== GIVEN DATA

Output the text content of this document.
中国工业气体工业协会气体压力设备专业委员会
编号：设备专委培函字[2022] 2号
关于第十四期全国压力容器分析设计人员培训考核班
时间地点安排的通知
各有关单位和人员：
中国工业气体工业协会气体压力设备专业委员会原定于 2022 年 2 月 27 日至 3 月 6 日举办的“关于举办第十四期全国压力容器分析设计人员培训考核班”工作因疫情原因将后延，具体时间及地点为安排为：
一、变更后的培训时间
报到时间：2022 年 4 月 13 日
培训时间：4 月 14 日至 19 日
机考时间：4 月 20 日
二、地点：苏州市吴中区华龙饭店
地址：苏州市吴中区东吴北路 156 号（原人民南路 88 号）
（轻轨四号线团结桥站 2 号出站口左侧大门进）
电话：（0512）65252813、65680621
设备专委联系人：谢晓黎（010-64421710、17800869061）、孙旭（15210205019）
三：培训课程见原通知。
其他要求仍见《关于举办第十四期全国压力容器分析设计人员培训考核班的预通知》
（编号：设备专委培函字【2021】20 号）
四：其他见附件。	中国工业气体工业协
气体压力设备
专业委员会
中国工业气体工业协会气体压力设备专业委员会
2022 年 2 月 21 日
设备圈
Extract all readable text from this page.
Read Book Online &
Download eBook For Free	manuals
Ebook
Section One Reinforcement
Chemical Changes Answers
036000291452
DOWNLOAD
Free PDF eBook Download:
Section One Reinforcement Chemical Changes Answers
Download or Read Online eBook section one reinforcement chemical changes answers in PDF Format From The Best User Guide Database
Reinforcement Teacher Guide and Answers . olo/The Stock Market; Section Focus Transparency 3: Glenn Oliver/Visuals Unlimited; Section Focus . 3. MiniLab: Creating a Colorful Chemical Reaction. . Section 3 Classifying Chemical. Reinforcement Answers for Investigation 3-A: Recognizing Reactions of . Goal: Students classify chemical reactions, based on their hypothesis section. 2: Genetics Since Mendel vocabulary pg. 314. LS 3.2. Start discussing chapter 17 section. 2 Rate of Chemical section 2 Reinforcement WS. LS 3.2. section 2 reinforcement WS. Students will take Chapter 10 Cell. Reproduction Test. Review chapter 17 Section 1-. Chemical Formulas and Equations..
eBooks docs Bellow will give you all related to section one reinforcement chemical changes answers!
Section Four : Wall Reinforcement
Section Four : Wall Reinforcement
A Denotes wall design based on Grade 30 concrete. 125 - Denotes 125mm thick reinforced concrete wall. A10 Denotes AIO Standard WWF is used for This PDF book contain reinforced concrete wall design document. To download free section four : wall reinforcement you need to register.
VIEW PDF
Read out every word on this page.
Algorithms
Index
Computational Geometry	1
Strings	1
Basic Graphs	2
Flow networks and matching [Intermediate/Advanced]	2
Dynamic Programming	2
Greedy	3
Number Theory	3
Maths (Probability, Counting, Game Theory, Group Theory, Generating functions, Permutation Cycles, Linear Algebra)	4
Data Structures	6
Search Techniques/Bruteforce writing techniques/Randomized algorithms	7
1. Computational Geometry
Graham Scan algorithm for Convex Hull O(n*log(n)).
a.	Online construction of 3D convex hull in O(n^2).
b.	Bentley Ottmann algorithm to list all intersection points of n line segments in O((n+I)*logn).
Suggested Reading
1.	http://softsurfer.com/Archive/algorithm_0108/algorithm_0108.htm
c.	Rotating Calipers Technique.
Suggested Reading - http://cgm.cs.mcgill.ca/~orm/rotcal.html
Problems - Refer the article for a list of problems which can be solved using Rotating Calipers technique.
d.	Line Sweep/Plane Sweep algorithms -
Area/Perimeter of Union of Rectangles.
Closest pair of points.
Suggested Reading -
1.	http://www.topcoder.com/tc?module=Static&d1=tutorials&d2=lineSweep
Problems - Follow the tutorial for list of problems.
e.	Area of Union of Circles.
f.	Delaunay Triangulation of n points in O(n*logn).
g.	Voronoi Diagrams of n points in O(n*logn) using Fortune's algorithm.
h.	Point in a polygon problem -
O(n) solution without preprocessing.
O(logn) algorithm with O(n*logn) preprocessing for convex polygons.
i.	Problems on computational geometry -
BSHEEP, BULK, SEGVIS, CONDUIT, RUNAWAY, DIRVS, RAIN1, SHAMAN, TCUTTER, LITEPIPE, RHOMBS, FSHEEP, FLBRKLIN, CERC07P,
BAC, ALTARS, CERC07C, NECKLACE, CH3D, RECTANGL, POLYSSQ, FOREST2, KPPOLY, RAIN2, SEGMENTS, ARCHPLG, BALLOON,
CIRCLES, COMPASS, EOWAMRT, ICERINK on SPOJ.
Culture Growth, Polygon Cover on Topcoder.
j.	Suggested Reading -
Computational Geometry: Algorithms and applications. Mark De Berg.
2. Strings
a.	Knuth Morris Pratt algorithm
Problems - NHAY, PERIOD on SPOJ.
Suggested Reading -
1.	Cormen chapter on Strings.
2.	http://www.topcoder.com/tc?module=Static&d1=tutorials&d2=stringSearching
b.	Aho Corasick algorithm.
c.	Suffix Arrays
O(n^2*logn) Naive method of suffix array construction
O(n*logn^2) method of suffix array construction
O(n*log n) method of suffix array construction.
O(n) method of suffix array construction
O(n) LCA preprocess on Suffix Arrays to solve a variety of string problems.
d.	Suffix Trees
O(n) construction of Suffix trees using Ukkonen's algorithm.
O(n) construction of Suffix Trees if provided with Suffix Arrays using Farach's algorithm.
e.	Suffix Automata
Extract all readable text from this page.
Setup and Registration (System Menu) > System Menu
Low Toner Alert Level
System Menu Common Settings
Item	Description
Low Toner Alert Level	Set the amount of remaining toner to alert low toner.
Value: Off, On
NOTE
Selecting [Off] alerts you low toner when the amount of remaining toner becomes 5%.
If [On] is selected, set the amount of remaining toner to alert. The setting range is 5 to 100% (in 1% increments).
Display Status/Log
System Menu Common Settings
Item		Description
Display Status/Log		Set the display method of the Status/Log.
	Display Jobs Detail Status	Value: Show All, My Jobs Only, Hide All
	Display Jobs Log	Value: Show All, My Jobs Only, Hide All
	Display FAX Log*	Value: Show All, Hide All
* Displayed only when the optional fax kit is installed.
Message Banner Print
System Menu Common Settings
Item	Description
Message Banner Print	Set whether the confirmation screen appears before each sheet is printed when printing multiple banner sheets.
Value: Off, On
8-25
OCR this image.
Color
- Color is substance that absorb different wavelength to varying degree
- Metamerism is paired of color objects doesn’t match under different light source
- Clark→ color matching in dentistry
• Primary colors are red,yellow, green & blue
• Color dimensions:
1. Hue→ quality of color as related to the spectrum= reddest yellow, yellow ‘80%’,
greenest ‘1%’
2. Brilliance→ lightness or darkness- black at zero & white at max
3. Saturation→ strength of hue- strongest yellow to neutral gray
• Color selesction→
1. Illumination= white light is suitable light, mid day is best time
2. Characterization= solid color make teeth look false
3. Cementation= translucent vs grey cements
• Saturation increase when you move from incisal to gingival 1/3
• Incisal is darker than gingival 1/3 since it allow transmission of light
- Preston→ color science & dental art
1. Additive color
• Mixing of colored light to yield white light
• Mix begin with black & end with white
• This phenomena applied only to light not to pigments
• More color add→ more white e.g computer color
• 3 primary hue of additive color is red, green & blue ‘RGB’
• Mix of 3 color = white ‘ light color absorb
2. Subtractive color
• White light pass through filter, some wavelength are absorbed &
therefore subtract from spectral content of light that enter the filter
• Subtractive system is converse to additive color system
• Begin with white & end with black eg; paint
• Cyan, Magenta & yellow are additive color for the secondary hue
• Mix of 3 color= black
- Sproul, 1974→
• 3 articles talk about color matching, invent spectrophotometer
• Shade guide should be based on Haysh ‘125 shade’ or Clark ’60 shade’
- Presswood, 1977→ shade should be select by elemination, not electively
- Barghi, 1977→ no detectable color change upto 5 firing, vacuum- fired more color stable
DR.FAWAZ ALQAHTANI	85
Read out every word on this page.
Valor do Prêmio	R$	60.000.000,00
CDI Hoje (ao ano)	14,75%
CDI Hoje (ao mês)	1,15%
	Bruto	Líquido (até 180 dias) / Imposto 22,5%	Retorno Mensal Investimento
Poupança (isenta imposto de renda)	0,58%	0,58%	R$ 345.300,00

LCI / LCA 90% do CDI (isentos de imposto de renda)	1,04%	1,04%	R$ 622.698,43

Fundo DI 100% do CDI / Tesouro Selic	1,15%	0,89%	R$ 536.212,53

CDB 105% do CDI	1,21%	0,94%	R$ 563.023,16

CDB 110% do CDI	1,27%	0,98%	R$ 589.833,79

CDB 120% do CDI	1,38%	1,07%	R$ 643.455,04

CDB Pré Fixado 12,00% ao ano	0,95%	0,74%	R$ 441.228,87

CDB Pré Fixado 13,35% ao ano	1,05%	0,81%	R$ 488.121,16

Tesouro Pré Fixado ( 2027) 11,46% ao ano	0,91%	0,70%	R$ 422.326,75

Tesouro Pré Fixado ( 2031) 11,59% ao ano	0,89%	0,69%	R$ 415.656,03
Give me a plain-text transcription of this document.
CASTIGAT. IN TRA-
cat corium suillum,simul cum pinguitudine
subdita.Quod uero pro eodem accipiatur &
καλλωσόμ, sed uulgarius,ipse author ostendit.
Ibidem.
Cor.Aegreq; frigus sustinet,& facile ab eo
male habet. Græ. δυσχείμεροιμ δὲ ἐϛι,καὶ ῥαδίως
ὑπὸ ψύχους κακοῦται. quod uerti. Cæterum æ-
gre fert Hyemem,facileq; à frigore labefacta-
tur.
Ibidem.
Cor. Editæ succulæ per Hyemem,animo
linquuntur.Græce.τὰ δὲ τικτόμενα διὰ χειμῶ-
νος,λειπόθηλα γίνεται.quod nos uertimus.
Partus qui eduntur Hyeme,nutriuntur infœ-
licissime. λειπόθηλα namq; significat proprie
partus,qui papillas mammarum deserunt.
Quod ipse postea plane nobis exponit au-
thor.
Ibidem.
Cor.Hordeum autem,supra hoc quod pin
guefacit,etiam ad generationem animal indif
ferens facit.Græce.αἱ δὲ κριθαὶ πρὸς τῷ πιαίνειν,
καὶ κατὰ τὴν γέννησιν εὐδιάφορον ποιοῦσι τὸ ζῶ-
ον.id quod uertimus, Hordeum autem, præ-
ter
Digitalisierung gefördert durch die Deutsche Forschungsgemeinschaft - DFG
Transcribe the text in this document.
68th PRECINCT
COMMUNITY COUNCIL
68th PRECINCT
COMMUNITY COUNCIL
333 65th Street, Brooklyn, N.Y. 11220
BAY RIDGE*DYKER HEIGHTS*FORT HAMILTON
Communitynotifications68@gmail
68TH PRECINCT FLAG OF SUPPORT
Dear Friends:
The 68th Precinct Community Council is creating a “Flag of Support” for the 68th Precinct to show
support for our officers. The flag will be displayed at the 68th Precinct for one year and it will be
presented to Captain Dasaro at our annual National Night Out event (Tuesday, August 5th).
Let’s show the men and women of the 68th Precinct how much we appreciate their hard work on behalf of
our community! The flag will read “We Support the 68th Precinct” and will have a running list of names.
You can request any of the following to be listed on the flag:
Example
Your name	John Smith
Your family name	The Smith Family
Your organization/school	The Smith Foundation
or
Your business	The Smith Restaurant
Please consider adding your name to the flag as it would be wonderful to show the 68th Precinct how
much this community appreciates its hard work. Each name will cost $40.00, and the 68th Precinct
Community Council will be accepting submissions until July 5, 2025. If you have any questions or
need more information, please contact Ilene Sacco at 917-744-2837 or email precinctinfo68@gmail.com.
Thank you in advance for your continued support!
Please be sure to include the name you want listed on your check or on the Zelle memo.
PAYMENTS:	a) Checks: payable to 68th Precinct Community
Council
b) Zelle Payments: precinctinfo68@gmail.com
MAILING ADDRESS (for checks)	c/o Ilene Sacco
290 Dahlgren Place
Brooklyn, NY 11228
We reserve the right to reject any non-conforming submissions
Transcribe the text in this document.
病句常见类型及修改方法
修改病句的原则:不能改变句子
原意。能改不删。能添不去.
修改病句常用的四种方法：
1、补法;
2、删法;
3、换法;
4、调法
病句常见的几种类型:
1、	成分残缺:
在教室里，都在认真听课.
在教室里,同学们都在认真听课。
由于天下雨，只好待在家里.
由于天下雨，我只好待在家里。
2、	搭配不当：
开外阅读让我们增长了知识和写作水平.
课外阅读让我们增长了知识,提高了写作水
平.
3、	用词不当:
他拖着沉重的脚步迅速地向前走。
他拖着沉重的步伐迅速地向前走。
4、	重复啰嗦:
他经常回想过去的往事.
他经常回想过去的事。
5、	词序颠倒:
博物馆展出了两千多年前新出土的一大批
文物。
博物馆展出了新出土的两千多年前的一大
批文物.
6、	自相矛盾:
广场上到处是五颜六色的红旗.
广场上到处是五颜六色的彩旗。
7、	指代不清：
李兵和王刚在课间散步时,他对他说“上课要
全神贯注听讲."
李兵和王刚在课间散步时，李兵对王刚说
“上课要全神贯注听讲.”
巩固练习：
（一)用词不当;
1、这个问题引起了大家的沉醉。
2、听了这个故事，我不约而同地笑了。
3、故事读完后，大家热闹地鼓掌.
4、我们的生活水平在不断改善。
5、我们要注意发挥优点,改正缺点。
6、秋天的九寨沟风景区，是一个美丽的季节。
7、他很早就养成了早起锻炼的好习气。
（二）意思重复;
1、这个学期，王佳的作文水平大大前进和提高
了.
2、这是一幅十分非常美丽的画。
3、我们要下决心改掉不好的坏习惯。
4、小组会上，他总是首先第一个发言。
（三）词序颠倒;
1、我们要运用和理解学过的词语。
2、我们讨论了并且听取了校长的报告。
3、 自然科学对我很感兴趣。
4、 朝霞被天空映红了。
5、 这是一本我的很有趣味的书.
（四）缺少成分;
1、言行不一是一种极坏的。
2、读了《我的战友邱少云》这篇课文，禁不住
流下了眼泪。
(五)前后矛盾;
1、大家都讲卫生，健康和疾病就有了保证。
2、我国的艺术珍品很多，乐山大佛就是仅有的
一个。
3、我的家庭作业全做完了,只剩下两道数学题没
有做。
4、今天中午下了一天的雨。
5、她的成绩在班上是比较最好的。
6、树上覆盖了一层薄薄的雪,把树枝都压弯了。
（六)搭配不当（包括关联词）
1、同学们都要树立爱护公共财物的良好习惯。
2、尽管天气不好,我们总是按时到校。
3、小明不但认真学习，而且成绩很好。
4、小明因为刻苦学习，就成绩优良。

====

» WHAT TO DO: From the listing above, copy out each line where the word "Online" appears.

» WRITTEN RESPONSE:
Read Book Online &
Download or Read Online eBook section one reinforcement chemical changes answers in PDF Format From The Best User Guide Database
a.	Online construction of 3D convex hull in O(n^2).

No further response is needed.